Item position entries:
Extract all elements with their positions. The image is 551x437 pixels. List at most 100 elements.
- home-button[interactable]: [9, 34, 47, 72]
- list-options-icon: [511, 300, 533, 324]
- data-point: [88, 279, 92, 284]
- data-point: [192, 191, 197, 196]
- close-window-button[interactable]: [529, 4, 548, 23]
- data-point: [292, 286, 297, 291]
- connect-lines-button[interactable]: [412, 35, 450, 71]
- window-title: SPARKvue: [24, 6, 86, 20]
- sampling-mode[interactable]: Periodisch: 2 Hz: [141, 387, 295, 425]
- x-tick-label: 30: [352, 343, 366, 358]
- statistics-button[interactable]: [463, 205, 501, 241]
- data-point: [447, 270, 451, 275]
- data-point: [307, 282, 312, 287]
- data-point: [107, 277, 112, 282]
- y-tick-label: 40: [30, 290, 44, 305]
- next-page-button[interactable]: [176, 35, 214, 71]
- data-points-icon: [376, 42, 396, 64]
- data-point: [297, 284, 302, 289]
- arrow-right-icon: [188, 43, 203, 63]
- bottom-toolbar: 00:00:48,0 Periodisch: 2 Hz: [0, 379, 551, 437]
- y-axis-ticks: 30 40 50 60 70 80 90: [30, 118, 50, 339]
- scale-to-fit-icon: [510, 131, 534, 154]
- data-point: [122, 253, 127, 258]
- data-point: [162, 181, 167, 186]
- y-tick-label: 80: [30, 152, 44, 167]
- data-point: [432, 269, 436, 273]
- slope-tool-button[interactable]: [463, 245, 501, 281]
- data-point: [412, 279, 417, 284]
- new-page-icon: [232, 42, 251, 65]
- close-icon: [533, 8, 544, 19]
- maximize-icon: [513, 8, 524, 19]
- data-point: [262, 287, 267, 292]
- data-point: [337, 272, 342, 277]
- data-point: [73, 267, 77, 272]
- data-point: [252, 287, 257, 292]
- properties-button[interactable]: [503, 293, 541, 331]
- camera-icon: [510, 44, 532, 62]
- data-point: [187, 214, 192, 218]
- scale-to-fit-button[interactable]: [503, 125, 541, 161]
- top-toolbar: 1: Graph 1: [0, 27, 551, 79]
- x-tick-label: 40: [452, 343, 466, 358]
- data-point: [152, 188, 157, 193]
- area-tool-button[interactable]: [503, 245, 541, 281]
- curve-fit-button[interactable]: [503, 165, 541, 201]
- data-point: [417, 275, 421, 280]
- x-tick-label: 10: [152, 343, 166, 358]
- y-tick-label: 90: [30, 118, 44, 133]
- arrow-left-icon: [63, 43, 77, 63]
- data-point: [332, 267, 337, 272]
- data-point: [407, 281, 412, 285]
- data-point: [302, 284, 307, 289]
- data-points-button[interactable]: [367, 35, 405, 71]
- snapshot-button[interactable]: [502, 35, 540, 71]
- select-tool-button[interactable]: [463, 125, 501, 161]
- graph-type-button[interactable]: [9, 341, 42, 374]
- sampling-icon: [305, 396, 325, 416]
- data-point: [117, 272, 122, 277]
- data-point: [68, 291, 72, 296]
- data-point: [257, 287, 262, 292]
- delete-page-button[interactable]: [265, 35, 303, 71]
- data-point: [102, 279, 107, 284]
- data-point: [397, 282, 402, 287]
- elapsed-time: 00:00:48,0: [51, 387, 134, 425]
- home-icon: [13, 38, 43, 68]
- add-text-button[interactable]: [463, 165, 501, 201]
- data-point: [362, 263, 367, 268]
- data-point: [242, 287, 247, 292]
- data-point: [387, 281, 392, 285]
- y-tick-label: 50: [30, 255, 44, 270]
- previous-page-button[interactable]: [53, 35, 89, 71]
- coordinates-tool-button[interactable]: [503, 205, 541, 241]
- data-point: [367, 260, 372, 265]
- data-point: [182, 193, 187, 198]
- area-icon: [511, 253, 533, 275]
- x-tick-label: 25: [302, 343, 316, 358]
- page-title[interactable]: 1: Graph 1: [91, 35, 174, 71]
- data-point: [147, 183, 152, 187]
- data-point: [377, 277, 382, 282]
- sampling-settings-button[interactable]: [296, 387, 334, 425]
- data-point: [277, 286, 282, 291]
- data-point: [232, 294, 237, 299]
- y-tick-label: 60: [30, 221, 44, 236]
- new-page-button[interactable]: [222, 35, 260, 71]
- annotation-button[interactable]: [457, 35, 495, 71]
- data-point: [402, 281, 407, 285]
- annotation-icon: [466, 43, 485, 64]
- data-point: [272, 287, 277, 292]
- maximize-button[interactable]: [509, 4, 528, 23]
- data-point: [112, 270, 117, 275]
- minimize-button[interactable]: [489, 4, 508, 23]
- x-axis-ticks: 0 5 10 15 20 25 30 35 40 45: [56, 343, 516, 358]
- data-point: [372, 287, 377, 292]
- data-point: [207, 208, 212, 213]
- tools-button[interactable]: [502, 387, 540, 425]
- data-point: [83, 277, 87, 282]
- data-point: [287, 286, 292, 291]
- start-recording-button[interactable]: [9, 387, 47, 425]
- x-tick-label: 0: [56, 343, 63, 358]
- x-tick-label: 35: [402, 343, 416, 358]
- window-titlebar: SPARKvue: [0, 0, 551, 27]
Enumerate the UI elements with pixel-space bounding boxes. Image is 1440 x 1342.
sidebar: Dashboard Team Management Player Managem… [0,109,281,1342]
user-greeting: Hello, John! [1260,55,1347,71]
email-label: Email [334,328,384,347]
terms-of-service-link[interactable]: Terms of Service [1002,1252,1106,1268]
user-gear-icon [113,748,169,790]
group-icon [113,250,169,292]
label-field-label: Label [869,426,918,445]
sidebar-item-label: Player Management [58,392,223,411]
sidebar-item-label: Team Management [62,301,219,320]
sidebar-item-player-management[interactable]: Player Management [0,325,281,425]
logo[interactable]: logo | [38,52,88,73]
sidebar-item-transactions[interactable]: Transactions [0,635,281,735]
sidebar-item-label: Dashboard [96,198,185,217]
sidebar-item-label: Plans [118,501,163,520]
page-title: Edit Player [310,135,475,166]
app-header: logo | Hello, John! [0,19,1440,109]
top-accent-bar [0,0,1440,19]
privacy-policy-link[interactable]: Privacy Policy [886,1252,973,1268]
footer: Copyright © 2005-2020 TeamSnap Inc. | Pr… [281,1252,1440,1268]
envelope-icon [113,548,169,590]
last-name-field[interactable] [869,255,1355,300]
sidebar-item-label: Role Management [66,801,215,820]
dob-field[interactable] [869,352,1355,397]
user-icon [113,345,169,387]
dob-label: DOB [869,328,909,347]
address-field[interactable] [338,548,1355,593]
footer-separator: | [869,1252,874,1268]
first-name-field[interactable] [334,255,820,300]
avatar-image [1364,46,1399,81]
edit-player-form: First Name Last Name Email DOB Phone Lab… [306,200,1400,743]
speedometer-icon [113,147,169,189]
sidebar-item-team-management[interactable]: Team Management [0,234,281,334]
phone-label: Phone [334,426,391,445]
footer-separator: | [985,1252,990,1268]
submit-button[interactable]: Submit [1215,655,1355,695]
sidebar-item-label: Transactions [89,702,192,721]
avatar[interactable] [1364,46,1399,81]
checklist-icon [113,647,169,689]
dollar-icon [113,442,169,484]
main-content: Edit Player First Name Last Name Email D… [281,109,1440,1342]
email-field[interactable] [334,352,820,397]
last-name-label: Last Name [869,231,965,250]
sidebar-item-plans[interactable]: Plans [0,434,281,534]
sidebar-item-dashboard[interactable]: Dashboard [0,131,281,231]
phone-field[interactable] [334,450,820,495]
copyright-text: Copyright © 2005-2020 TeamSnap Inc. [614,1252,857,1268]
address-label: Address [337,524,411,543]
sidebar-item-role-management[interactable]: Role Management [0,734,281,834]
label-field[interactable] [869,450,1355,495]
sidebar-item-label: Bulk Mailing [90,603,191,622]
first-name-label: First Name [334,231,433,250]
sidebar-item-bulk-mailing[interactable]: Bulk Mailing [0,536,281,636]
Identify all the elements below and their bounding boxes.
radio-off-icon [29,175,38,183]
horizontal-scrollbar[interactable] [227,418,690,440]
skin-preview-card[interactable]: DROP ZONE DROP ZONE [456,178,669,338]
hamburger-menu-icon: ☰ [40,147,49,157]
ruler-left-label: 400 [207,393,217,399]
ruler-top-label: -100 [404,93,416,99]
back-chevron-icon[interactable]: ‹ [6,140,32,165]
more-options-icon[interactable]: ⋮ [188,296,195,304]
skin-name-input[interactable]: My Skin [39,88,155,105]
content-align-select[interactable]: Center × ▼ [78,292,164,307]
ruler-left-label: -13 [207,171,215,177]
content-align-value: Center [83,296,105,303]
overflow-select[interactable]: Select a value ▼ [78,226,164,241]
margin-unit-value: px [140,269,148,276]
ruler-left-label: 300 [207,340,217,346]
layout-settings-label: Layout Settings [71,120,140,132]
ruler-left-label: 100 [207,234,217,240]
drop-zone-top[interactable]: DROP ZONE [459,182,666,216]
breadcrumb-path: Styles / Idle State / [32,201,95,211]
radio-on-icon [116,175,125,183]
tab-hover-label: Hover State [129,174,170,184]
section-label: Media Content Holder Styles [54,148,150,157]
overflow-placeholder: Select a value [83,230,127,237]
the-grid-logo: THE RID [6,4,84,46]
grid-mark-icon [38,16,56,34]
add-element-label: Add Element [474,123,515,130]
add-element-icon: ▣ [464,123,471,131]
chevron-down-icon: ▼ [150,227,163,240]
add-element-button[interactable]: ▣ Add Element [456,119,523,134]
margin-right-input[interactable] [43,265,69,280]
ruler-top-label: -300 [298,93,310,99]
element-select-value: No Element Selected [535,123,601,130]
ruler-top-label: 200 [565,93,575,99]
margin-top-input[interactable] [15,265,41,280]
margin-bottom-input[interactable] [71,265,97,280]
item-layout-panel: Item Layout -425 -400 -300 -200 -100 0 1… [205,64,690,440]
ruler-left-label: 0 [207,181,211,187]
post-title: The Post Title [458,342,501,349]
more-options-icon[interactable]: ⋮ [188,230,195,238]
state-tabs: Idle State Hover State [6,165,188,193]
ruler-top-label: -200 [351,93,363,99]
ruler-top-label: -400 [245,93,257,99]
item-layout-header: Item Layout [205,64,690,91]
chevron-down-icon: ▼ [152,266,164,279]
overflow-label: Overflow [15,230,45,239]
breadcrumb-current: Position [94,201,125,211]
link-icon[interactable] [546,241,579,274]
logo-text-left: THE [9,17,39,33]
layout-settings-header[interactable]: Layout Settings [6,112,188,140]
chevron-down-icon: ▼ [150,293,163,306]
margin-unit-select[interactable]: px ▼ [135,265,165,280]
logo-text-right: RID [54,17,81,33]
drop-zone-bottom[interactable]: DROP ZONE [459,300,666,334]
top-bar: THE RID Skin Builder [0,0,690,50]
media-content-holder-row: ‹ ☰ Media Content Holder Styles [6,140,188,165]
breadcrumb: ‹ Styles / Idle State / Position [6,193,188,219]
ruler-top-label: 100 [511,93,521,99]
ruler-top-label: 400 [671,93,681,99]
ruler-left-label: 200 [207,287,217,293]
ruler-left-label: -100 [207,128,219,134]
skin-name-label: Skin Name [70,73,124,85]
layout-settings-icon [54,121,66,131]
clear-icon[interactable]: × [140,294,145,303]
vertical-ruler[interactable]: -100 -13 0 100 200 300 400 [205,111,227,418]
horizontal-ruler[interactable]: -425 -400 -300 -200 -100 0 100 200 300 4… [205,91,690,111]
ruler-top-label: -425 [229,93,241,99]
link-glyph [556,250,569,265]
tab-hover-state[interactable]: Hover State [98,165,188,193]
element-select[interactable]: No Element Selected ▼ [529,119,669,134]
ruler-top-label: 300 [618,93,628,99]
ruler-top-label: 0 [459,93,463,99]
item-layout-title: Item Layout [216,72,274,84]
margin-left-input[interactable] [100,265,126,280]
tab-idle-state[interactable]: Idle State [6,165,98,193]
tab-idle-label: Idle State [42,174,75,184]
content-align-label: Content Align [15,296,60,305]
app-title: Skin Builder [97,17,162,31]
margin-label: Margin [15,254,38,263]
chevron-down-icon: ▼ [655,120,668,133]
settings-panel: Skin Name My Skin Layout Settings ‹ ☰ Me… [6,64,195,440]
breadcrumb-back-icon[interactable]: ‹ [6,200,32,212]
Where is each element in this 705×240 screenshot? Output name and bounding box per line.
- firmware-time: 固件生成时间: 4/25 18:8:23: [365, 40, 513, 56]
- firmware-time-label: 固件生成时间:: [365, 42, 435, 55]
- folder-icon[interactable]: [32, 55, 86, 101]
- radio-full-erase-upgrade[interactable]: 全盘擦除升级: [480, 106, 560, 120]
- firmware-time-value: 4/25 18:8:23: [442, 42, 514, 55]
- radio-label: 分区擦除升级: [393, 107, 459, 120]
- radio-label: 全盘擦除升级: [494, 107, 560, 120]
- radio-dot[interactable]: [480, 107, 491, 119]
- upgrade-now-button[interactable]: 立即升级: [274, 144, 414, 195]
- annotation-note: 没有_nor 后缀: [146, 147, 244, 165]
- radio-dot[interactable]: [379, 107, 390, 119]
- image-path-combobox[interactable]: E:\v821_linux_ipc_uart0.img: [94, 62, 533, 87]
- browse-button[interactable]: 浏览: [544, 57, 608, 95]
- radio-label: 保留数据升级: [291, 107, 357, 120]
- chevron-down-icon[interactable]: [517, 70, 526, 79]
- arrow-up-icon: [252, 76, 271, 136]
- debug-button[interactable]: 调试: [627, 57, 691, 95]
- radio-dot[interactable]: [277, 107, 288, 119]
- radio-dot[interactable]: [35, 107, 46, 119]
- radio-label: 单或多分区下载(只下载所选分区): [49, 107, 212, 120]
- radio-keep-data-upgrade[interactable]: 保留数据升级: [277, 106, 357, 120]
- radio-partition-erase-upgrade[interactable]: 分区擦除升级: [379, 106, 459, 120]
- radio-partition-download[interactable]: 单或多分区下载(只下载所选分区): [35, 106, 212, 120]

### EXERCISE DETAILS
Copy the material from its first line through the line containing "- data-point: [192, 191, 197, 196]", with "start-button" in place of "home-button" and nothing else changed.

### SOLUTION TO THIS PROBLEM
Extract all elements with their positions. The image is 551x437 pixels. List at most 100 elements.
- start-button[interactable]: [9, 34, 47, 72]
- list-options-icon: [511, 300, 533, 324]
- data-point: [88, 279, 92, 284]
- data-point: [192, 191, 197, 196]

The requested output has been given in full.